[Start Supplied records]

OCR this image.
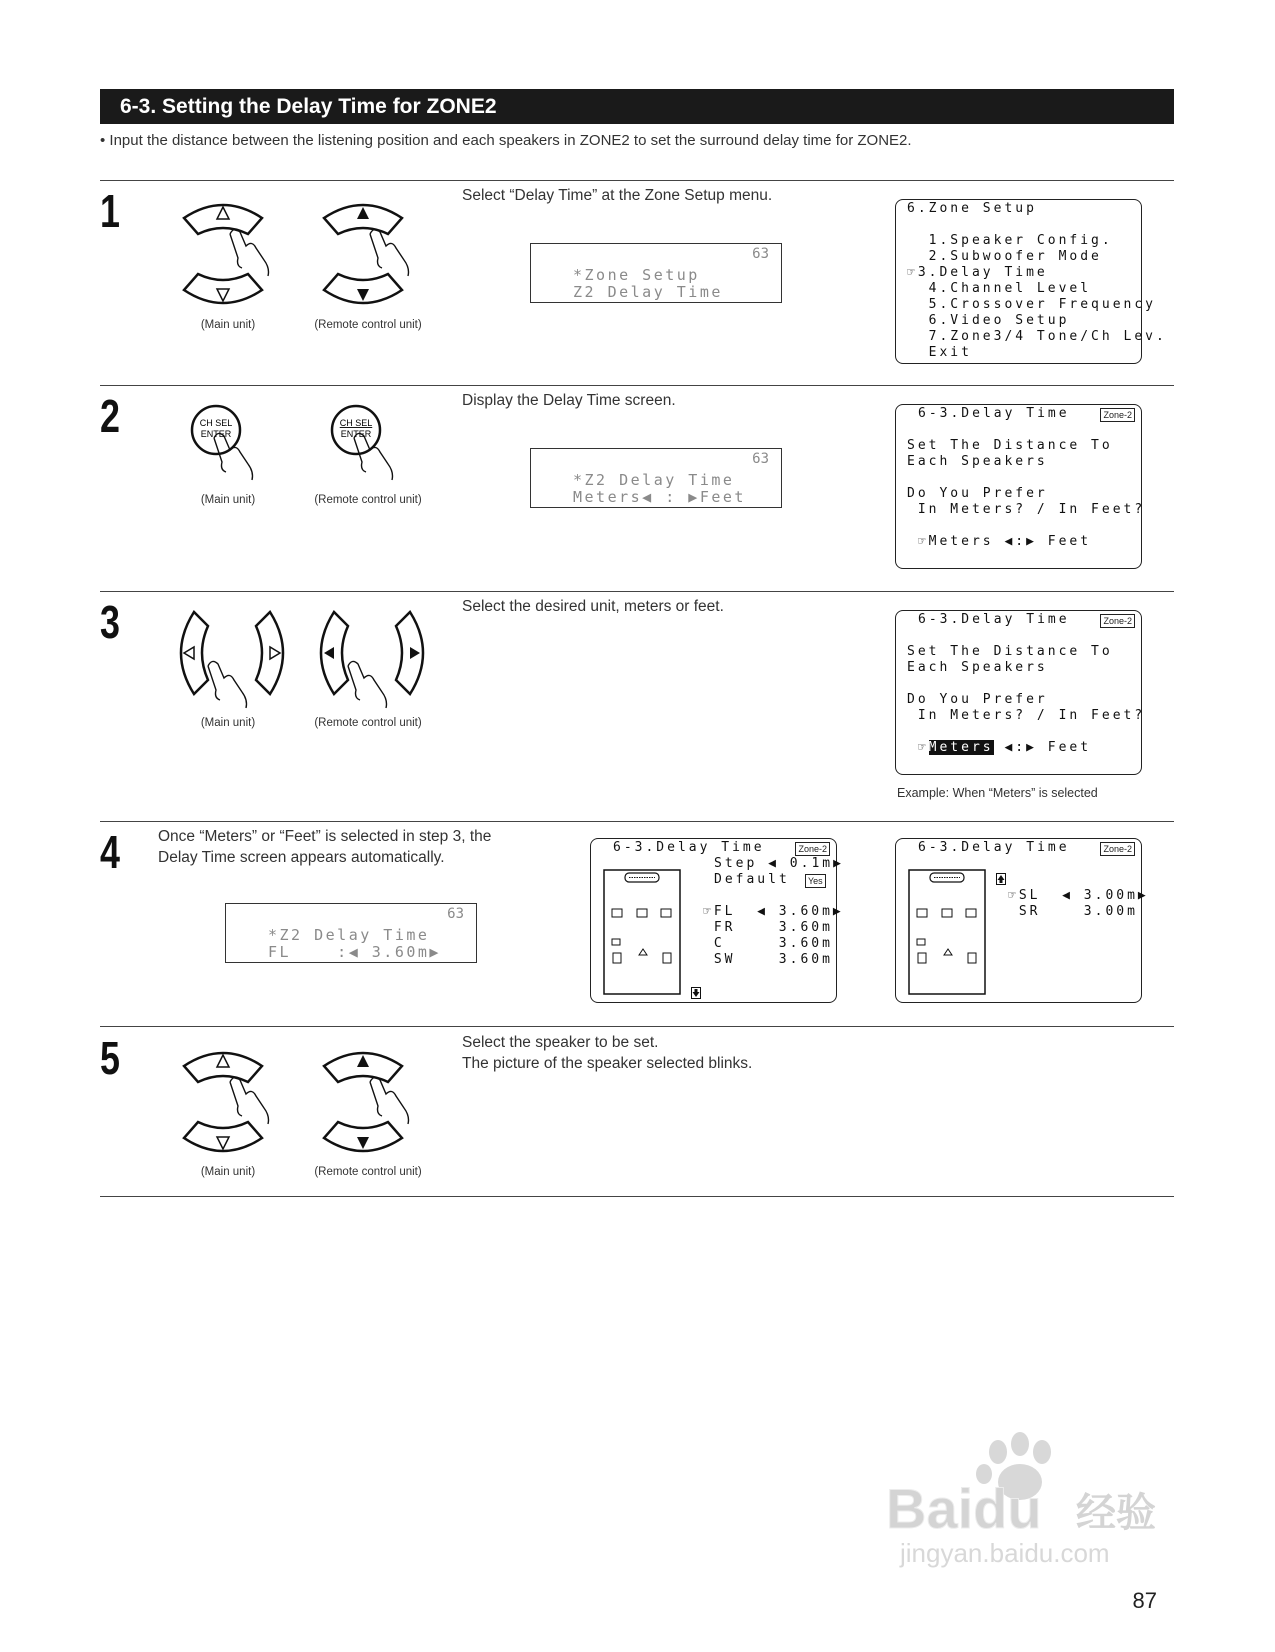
6-3. Setting the Delay Time for ZONE2
• Input the distance between the listening position and each speakers in ZONE2 to set the surround delay time for ZONE2.
1
(Main unit)	(Remote control unit)
Select “Delay Time” at the Zone Setup menu.
63
*Zone Setup
Z2 Delay Time
6.Zone Setup
1.Speaker Config.
2.Subwoofer Mode
☞3.Delay Time
4.Channel Level
5.Crossover Frequency
6.Video Setup
7.Zone3/4 Tone/Ch Lev.
Exit
2	CH SEL
ENTER
CH SEL
ENTER
(Main unit)	(Remote control unit)
Display the Delay Time screen.
63
*Z2 Delay Time
Meters◀ : ▶Feet
6-3.Delay Time	Zone-2
Set The Distance To
Each Speakers
Do You Prefer
In Meters? / In Feet?
☞Meters ◀:▶ Feet
3
(Main unit)	(Remote control unit)
Select the desired unit, meters or feet.
6-3.Delay Time	Zone-2
Set The Distance To
Each Speakers
Do You Prefer
In Meters? / In Feet?
☞Meters ◀:▶ Feet
Example: When “Meters” is selected
4 Once “Meters” or “Feet” is selected in step 3, the
Delay Time screen appears automatically.
63
*Z2 Delay Time
FL    :◀ 3.60m▶
6-3.Delay Time	Zone-2
Step ◀ 0.1m▶
Default	Yes
☞FL  ◀ 3.60m▶
FR    3.60m
C     3.60m
SW    3.60m
6-3.Delay Time	Zone-2
☞SL  ◀ 3.00m▶
SR    3.00m
5
(Main unit)	(Remote control unit)
Select the speaker to be set.
The picture of the speaker selected blinks.
Baidu 经验
jingyan.baidu.com
87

[End Supplied records]

§ Directions for this task
Reproduce the data word for word, excluding its pictures.

§ Solution to this problem
OCR this image.
6-3. Setting the Delay Time for ZONE2
• Input the distance between the listening position and each speakers in ZONE2 to set the surround delay time for ZONE2.
1
(Main unit)	(Remote control unit)
Select “Delay Time” at the Zone Setup menu.
63
*Zone Setup
Z2 Delay Time
6.Zone Setup
1.Speaker Config.
2.Subwoofer Mode
☞3.Delay Time
4.Channel Level
5.Crossover Frequency
6.Video Setup
7.Zone3/4 Tone/Ch Lev.
Exit
2	CH SEL
ENTER
CH SEL
ENTER
(Main unit)	(Remote control unit)
Display the Delay Time screen.
63
*Z2 Delay Time
Meters◀ : ▶Feet
6-3.Delay Time	Zone-2
Set The Distance To
Each Speakers
Do You Prefer
In Meters? / In Feet?
☞Meters ◀:▶ Feet
3
(Main unit)	(Remote control unit)
Select the desired unit, meters or feet.
6-3.Delay Time	Zone-2
Set The Distance To
Each Speakers
Do You Prefer
In Meters? / In Feet?
☞Meters ◀:▶ Feet
Example: When “Meters” is selected
4 Once “Meters” or “Feet” is selected in step 3, the
Delay Time screen appears automatically.
63
*Z2 Delay Time
FL    :◀ 3.60m▶
6-3.Delay Time	Zone-2
Step ◀ 0.1m▶
Default	Yes
☞FL  ◀ 3.60m▶
FR    3.60m
C     3.60m
SW    3.60m
6-3.Delay Time	Zone-2
☞SL  ◀ 3.00m▶
SR    3.00m
5
(Main unit)	(Remote control unit)
Select the speaker to be set.
The picture of the speaker selected blinks.
Baidu 经验
jingyan.baidu.com
87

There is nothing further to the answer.